→ Rows from a figure dataset
++++++

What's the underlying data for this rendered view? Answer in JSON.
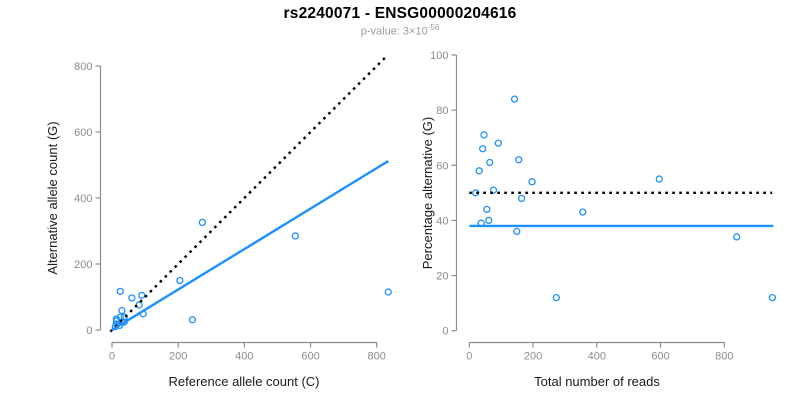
{
  "header": {
    "title": "rs2240071 - ENSG00000204616",
    "subtitle_label": "p-value: 3×10",
    "subtitle_exponent": "-56"
  },
  "colors": {
    "accent_blue": "#1E90FF",
    "axis_gray": "#8c8c8c",
    "tick_label_gray": "#8c8c8c",
    "axis_title_black": "#1a1a1a",
    "dotted_black": "#000000",
    "subtitle_gray": "#999999"
  },
  "chart_data": [
    {
      "type": "scatter",
      "panel": "left",
      "title": "",
      "xlabel": "Reference allele count (C)",
      "ylabel": "Alternative allele count (G)",
      "xlim": [
        0,
        840
      ],
      "ylim": [
        0,
        840
      ],
      "xticks": [
        0,
        200,
        400,
        600,
        800
      ],
      "yticks": [
        0,
        200,
        400,
        600,
        800
      ],
      "grid": false,
      "legend": "none",
      "points": [
        [
          10,
          10
        ],
        [
          13,
          18
        ],
        [
          23,
          14
        ],
        [
          14,
          28
        ],
        [
          13,
          33
        ],
        [
          31,
          24
        ],
        [
          37,
          24
        ],
        [
          25,
          39
        ],
        [
          37,
          39
        ],
        [
          25,
          117
        ],
        [
          30,
          59
        ],
        [
          60,
          97
        ],
        [
          82,
          76
        ],
        [
          90,
          105
        ],
        [
          94,
          49
        ],
        [
          205,
          150
        ],
        [
          243,
          31
        ],
        [
          273,
          326
        ],
        [
          554,
          285
        ],
        [
          835,
          115
        ]
      ],
      "lines": [
        {
          "name": "identity-line",
          "style": "dotted",
          "color": "#000000",
          "x1": -5,
          "y1": -5,
          "x2": 832,
          "y2": 832
        },
        {
          "name": "regression-line",
          "style": "solid",
          "color": "#1E90FF",
          "x1": 0,
          "y1": 0,
          "x2": 835,
          "y2": 512
        }
      ]
    },
    {
      "type": "scatter",
      "panel": "right",
      "title": "",
      "xlabel": "Total number of reads",
      "ylabel": "Percentage alternative (G)",
      "xlim": [
        0,
        960
      ],
      "ylim": [
        0,
        100
      ],
      "xticks": [
        0,
        200,
        400,
        600,
        800
      ],
      "yticks": [
        0,
        20,
        40,
        60,
        80,
        100
      ],
      "grid": false,
      "legend": "none",
      "points": [
        [
          20,
          50
        ],
        [
          31,
          58
        ],
        [
          37,
          39
        ],
        [
          42,
          66
        ],
        [
          46,
          71
        ],
        [
          55,
          44
        ],
        [
          61,
          40
        ],
        [
          64,
          61
        ],
        [
          76,
          51
        ],
        [
          91,
          68
        ],
        [
          142,
          84
        ],
        [
          149,
          36
        ],
        [
          155,
          62
        ],
        [
          164,
          48
        ],
        [
          197,
          54
        ],
        [
          273,
          12
        ],
        [
          356,
          43
        ],
        [
          596,
          55
        ],
        [
          839,
          34
        ],
        [
          951,
          12
        ]
      ],
      "lines": [
        {
          "name": "expected-ratio-line",
          "style": "dotted",
          "color": "#000000",
          "x1": 0,
          "y1": 50,
          "x2": 950,
          "y2": 50
        },
        {
          "name": "mean-percentage-line",
          "style": "solid",
          "color": "#1E90FF",
          "x1": 0,
          "y1": 38,
          "x2": 954,
          "y2": 38
        }
      ]
    }
  ]
}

++++++

→ STATED PROBLEM
What is needed is an exact reproduction of the data, pictures excluded.

→ SOLUTION BELOW
What's the underlying data for this rendered view? Answer in JSON.
{
  "header": {
    "title": "rs2240071 - ENSG00000204616",
    "subtitle_label": "p-value: 3×10",
    "subtitle_exponent": "-56"
  },
  "colors": {
    "accent_blue": "#1E90FF",
    "axis_gray": "#8c8c8c",
    "tick_label_gray": "#8c8c8c",
    "axis_title_black": "#1a1a1a",
    "dotted_black": "#000000",
    "subtitle_gray": "#999999"
  },
  "chart_data": [
    {
      "type": "scatter",
      "panel": "left",
      "title": "",
      "xlabel": "Reference allele count (C)",
      "ylabel": "Alternative allele count (G)",
      "xlim": [
        0,
        840
      ],
      "ylim": [
        0,
        840
      ],
      "xticks": [
        0,
        200,
        400,
        600,
        800
      ],
      "yticks": [
        0,
        200,
        400,
        600,
        800
      ],
      "grid": false,
      "legend": "none",
      "points": [
        [
          10,
          10
        ],
        [
          13,
          18
        ],
        [
          23,
          14
        ],
        [
          14,
          28
        ],
        [
          13,
          33
        ],
        [
          31,
          24
        ],
        [
          37,
          24
        ],
        [
          25,
          39
        ],
        [
          37,
          39
        ],
        [
          25,
          117
        ],
        [
          30,
          59
        ],
        [
          60,
          97
        ],
        [
          82,
          76
        ],
        [
          90,
          105
        ],
        [
          94,
          49
        ],
        [
          205,
          150
        ],
        [
          243,
          31
        ],
        [
          273,
          326
        ],
        [
          554,
          285
        ],
        [
          835,
          115
        ]
      ],
      "lines": [
        {
          "name": "identity-line",
          "style": "dotted",
          "color": "#000000",
          "x1": -5,
          "y1": -5,
          "x2": 832,
          "y2": 832
        },
        {
          "name": "regression-line",
          "style": "solid",
          "color": "#1E90FF",
          "x1": 0,
          "y1": 0,
          "x2": 835,
          "y2": 512
        }
      ]
    },
    {
      "type": "scatter",
      "panel": "right",
      "title": "",
      "xlabel": "Total number of reads",
      "ylabel": "Percentage alternative (G)",
      "xlim": [
        0,
        960
      ],
      "ylim": [
        0,
        100
      ],
      "xticks": [
        0,
        200,
        400,
        600,
        800
      ],
      "yticks": [
        0,
        20,
        40,
        60,
        80,
        100
      ],
      "grid": false,
      "legend": "none",
      "points": [
        [
          20,
          50
        ],
        [
          31,
          58
        ],
        [
          37,
          39
        ],
        [
          42,
          66
        ],
        [
          46,
          71
        ],
        [
          55,
          44
        ],
        [
          61,
          40
        ],
        [
          64,
          61
        ],
        [
          76,
          51
        ],
        [
          91,
          68
        ],
        [
          142,
          84
        ],
        [
          149,
          36
        ],
        [
          155,
          62
        ],
        [
          164,
          48
        ],
        [
          197,
          54
        ],
        [
          273,
          12
        ],
        [
          356,
          43
        ],
        [
          596,
          55
        ],
        [
          839,
          34
        ],
        [
          951,
          12
        ]
      ],
      "lines": [
        {
          "name": "expected-ratio-line",
          "style": "dotted",
          "color": "#000000",
          "x1": 0,
          "y1": 50,
          "x2": 950,
          "y2": 50
        },
        {
          "name": "mean-percentage-line",
          "style": "solid",
          "color": "#1E90FF",
          "x1": 0,
          "y1": 38,
          "x2": 954,
          "y2": 38
        }
      ]
    }
  ]
}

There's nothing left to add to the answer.